**Given instruction:**
Transcribe the text on microphone placement exactly, starting from "How you listen" up to and including "capturing the sound.".

**Extract provided:**
>> Start

How To Find The Optimum Mic Placement Position

Snare Mic image
Mic placement may be the most important part of recording since a change of half-an-inch can sometimes make a huge difference in the sound. Finding that correct placement isn't always easy though, so here's an excerpt from The Recording Engineer's Handbook 3rd edition to give you some easy tips to find that "sweet spot" quickly.

"Quickly finding a mic’s optimum position is perhaps the single most useful talent an engineer can have. Sometimes the search resembles questing for the Holy Grail as more trial and error is involved. That said, you should always trust your ears first and foremost by listening to the musician in the tracking room, finding the sweet spot, and placing your microphone there to begin. If you don’t like the resultant sound, then move the mic or swap it with another. EQ is the last thing you should touch. 
TIP: Mics cannot effectively be placed by sight, which is a mistake that is all too easy to make (especially after reading a book like this). The best mic position cannot be predicted, it must be found.
How to Find the “Sweet Spot”
How you listen to an instrument in the studio is just as important as the act of trying to capture its sound. As good as many microphones are, they’re still no match for our ears, and we can sometimes be fooled in what we’re hearing over the monitor speakers. Here are a few tips to help you listen more closely to the way the mic your using is capturing the sound.
  • To correctly place an omni microphone, cover one ear and listen with the other. Move around the player or sound source until you find a spot that sounds best.

>> End

**Entries:**
>> Start

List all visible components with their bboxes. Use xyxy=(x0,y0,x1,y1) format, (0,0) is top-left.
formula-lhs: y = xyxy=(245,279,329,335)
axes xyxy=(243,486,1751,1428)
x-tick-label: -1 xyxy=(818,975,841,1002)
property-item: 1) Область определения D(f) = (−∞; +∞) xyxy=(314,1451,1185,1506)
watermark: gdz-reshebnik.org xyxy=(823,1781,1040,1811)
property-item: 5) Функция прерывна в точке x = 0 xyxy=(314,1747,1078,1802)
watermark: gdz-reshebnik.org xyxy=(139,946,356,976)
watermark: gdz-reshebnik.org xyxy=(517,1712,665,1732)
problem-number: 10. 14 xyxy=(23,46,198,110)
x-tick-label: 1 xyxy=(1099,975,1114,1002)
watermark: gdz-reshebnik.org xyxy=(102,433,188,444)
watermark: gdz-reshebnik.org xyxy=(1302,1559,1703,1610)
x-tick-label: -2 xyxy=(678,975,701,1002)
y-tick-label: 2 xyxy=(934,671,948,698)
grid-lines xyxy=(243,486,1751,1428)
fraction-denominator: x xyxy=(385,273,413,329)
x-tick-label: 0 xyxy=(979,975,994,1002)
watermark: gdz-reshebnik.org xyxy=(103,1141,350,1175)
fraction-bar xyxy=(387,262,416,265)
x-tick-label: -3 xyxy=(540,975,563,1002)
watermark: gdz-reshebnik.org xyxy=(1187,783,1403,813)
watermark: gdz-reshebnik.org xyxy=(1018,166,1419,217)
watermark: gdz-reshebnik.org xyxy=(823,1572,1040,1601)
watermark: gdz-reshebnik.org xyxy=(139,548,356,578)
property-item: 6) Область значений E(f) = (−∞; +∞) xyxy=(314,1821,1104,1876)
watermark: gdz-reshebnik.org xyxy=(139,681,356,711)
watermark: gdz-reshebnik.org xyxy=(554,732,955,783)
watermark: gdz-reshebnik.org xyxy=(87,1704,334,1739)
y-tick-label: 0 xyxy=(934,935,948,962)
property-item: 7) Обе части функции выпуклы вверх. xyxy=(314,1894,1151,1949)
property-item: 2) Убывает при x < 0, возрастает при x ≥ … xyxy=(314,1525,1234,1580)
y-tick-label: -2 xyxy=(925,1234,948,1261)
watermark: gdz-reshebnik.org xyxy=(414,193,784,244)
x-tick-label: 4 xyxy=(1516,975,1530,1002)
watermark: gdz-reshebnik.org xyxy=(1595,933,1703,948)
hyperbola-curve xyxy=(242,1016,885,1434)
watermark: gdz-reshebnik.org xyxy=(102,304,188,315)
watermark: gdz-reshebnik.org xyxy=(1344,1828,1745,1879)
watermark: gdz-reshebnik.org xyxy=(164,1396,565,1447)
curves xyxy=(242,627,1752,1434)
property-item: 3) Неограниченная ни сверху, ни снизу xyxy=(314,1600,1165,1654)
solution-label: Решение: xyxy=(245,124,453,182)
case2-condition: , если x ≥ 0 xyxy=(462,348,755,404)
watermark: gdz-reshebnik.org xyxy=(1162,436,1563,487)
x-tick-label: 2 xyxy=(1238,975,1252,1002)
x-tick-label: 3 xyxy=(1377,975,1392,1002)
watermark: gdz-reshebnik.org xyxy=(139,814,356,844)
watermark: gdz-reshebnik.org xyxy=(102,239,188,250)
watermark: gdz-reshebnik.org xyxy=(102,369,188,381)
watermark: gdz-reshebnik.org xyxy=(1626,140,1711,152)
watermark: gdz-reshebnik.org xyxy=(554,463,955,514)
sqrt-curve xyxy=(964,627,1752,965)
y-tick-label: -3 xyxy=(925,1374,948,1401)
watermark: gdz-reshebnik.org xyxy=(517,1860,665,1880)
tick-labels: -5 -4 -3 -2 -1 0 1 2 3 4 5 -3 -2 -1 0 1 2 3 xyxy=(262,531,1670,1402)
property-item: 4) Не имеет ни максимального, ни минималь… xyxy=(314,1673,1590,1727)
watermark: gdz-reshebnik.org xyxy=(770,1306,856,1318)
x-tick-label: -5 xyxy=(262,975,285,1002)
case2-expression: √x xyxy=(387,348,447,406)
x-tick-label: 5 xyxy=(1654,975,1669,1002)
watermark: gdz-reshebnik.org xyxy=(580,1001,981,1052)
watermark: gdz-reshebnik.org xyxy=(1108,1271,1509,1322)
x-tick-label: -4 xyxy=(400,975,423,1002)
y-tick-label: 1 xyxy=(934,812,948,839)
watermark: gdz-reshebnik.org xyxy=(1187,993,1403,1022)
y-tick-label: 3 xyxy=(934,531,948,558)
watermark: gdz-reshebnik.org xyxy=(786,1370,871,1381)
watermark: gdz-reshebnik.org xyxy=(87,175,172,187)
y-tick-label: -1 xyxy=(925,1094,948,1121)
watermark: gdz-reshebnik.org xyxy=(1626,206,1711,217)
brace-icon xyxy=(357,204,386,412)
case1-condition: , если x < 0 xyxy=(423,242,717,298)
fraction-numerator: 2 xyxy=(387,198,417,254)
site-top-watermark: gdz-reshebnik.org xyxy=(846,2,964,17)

>> End

**Solved exercise:**
How you listen to an instrument in the studio is just as important as the act of trying to capture its sound. As good as many microphones are, they’re still no match for our ears, and we can sometimes be fooled in what we’re hearing over the monitor speakers. Here are a few tips to help you listen more closely to the way the mic your using is capturing the sound.